[Dataset excerpt]
┄┄┄┄┄┄

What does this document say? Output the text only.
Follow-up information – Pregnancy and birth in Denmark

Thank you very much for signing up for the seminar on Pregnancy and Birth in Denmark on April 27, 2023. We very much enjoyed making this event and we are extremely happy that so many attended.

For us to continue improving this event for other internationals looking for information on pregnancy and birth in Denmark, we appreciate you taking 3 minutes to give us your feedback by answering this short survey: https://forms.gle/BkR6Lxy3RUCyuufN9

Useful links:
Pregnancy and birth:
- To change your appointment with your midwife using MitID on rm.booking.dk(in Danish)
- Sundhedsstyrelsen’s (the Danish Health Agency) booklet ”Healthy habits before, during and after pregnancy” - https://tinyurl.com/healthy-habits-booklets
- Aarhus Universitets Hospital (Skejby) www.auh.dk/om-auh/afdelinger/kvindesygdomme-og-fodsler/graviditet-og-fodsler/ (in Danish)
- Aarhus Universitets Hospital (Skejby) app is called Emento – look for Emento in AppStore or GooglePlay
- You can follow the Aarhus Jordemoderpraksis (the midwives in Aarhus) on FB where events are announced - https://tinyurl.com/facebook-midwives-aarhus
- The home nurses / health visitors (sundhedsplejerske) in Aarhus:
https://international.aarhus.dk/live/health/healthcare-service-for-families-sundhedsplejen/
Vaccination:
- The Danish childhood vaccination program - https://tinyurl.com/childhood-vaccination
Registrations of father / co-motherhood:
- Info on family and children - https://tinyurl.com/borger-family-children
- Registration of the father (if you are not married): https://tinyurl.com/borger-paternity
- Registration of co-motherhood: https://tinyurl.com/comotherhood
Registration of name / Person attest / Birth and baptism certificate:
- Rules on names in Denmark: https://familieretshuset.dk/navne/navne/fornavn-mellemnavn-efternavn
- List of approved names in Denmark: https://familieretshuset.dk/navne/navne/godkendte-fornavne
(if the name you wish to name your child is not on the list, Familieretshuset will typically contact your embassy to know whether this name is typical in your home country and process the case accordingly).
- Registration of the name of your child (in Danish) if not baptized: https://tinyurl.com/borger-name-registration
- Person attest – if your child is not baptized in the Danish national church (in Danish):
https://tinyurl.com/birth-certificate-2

┄┄┄┄┄┄

# Written task:
Using the records above, copy every line that has the word "names" in it.

# Response below:
- Rules on names in Denmark: https://familieretshuset.dk/navne/navne/fornavn-mellemnavn-efternavn
- List of approved names in Denmark: https://familieretshuset.dk/navne/navne/godkendte-fornavne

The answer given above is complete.